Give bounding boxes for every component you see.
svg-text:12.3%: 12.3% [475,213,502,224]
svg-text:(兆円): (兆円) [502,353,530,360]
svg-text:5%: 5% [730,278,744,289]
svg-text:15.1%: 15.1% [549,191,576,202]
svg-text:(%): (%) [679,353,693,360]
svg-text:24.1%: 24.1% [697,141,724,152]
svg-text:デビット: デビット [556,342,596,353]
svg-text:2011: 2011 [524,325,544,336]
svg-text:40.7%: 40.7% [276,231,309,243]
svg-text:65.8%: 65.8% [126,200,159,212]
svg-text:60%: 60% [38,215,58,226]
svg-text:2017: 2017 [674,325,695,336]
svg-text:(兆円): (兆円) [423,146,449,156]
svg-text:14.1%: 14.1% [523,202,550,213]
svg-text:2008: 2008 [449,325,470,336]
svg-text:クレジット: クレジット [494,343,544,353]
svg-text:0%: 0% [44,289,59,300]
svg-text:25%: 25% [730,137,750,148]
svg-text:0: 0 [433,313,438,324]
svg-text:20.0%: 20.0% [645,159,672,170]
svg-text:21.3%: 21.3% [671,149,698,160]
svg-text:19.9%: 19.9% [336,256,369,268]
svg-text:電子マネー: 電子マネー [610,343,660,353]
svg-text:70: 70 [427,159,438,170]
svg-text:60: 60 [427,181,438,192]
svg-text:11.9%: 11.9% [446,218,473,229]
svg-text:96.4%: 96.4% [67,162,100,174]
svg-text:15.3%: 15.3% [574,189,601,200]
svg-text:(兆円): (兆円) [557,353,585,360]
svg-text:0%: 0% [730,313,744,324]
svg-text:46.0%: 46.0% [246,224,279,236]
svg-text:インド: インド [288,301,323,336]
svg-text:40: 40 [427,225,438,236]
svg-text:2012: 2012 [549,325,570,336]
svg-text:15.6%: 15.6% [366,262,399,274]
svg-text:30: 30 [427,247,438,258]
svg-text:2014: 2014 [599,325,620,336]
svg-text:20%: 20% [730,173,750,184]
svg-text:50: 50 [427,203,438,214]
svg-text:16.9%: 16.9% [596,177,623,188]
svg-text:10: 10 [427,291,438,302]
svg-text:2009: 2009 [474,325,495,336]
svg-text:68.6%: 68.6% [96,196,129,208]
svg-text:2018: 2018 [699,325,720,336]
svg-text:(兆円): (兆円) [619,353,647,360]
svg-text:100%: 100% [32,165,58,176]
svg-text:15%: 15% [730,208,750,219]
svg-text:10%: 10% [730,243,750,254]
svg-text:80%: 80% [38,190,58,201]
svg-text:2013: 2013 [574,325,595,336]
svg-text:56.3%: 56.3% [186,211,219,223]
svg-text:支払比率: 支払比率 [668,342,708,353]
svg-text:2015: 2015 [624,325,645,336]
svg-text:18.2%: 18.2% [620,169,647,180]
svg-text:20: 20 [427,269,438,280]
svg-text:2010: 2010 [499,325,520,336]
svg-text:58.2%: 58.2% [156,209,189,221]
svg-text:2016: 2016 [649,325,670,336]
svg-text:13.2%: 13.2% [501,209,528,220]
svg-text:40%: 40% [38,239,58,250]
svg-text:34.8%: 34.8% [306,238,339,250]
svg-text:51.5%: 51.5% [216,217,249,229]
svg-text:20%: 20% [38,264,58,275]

■ Required task: Return the records word for word, starting at their very first line and ending at the line that contains "svg-text:0%: 0% [44,289,59,300]", with both end lines included.

■ Reply:
Give bounding boxes for every component you see.
svg-text:12.3%: 12.3% [475,213,502,224]
svg-text:(兆円): (兆円) [502,353,530,360]
svg-text:5%: 5% [730,278,744,289]
svg-text:15.1%: 15.1% [549,191,576,202]
svg-text:(%): (%) [679,353,693,360]
svg-text:24.1%: 24.1% [697,141,724,152]
svg-text:デビット: デビット [556,342,596,353]
svg-text:2011: 2011 [524,325,544,336]
svg-text:40.7%: 40.7% [276,231,309,243]
svg-text:65.8%: 65.8% [126,200,159,212]
svg-text:60%: 60% [38,215,58,226]
svg-text:2017: 2017 [674,325,695,336]
svg-text:(兆円): (兆円) [423,146,449,156]
svg-text:14.1%: 14.1% [523,202,550,213]
svg-text:2008: 2008 [449,325,470,336]
svg-text:クレジット: クレジット [494,343,544,353]
svg-text:0%: 0% [44,289,59,300]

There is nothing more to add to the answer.